§ What is being asked: Look through the lines below and extract each one that contains "document".

§ Data supplied:
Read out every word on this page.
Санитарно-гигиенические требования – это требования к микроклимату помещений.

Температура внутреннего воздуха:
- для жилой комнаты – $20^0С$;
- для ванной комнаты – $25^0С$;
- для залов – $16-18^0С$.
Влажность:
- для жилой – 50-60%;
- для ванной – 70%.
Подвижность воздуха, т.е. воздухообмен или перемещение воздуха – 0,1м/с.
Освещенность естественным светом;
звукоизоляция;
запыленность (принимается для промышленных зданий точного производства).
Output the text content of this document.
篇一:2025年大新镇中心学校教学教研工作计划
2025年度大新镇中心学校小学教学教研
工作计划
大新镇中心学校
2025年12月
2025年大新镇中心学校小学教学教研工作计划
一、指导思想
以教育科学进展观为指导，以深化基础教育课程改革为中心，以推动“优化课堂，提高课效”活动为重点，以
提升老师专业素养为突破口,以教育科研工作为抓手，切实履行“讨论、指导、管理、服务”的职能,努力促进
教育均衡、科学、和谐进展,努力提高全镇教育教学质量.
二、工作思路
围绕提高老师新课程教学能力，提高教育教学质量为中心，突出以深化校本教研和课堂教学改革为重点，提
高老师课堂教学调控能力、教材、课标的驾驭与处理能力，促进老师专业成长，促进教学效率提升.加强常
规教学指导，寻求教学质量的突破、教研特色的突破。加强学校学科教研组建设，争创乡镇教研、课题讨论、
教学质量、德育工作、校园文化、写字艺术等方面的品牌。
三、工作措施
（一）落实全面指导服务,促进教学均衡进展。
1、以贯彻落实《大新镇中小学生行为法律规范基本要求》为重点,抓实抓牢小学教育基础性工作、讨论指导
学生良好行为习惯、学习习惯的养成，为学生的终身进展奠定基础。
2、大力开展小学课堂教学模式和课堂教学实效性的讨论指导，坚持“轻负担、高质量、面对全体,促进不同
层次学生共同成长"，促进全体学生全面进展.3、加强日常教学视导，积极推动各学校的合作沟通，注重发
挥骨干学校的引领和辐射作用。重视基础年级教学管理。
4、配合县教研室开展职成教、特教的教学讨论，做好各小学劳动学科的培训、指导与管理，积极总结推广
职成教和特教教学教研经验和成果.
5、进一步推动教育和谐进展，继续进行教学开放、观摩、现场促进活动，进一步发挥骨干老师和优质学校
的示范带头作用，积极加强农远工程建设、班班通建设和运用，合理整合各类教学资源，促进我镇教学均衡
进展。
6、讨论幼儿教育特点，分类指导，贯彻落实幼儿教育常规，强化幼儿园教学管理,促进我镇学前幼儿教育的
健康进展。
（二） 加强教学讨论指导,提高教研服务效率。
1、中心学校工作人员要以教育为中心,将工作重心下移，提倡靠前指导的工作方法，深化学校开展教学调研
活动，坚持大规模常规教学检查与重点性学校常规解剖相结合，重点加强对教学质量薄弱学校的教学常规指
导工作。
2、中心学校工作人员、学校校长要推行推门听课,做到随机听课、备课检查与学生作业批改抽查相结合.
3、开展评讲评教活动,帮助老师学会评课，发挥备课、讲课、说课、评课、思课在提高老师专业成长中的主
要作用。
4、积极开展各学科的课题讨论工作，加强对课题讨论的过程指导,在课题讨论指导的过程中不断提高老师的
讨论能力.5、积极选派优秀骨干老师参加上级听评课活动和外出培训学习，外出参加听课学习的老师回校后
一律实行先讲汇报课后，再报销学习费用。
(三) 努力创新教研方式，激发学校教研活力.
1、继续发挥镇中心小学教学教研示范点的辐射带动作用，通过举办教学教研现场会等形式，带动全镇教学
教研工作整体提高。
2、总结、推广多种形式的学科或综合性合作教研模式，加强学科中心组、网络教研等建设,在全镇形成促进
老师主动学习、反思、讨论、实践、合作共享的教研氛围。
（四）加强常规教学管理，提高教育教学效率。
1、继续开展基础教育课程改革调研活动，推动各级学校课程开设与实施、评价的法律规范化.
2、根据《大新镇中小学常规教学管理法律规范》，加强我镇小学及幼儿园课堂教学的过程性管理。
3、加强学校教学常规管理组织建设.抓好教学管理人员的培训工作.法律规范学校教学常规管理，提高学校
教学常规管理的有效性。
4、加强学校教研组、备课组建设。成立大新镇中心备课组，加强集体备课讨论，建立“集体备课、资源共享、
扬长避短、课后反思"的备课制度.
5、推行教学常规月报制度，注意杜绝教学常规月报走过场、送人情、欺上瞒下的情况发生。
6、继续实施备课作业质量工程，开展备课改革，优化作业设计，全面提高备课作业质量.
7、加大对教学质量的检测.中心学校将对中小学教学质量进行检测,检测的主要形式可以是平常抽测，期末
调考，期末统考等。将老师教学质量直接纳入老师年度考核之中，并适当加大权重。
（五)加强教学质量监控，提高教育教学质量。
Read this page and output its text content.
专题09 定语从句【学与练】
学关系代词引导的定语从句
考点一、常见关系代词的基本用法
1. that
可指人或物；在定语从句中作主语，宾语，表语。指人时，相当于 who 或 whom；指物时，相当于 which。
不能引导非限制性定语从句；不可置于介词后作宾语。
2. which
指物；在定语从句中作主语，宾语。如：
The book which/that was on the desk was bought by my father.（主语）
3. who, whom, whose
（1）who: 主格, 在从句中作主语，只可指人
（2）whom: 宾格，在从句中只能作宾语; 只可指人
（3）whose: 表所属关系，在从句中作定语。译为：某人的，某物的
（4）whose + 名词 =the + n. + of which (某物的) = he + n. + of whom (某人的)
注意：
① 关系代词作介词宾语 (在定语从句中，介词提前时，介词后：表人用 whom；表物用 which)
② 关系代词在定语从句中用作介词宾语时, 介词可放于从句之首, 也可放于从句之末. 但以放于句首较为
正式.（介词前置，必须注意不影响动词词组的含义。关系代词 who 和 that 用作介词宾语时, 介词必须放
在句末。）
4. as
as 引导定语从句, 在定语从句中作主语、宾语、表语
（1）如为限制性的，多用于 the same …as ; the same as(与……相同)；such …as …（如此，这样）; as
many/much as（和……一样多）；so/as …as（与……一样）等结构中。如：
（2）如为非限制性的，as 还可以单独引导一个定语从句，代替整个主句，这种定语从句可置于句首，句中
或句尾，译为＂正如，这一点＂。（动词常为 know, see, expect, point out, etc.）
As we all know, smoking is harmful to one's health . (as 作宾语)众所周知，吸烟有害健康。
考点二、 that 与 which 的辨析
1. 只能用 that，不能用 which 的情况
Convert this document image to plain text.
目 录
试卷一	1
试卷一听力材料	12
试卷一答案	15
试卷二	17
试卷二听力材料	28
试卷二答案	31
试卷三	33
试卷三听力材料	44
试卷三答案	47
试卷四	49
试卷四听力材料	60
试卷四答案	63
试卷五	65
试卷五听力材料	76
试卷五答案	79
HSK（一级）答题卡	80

§ Result for this task:
Output the text content of this document.
Convert this document image to plain text.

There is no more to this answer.